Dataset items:
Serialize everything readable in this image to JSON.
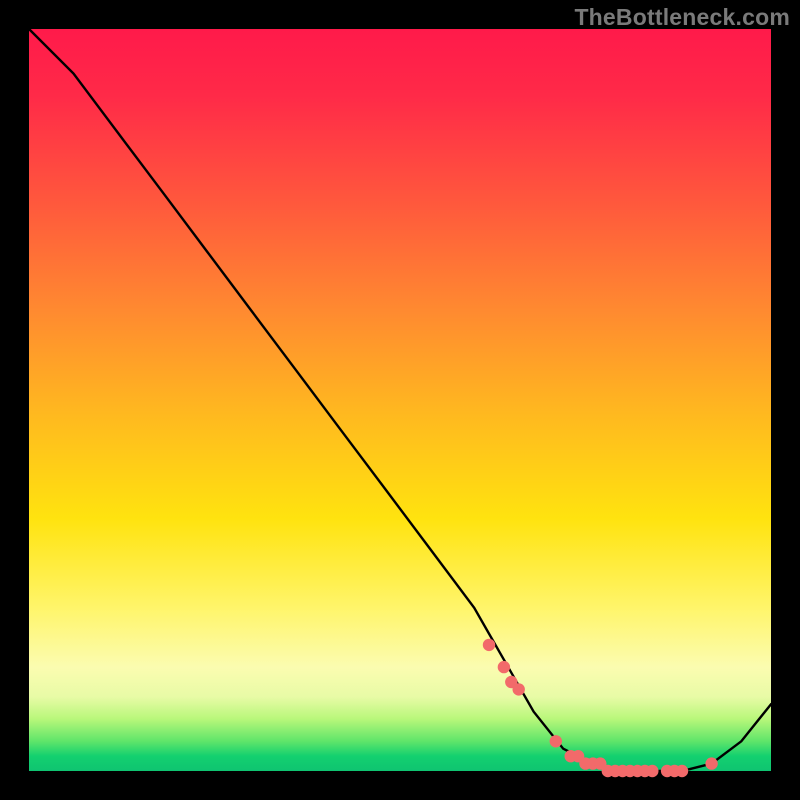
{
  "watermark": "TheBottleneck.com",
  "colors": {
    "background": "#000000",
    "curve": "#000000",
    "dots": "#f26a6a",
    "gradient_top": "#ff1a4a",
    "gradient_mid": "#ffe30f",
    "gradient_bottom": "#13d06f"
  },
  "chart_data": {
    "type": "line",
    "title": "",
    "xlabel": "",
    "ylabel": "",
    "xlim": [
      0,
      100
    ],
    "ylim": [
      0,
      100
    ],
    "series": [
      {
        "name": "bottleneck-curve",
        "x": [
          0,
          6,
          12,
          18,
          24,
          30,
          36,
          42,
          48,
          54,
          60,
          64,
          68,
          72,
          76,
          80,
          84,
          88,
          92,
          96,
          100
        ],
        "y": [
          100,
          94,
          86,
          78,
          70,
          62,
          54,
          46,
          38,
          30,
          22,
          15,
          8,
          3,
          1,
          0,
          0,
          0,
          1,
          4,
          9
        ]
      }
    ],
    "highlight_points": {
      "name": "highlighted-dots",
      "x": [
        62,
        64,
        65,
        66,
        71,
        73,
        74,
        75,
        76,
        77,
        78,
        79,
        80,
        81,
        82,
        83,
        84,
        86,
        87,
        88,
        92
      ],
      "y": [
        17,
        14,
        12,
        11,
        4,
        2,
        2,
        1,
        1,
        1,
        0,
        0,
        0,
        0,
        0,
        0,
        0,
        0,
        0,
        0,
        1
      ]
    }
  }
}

Written task: State how many lines in the records above contain the word "name", and give only that number.

Correct output: 2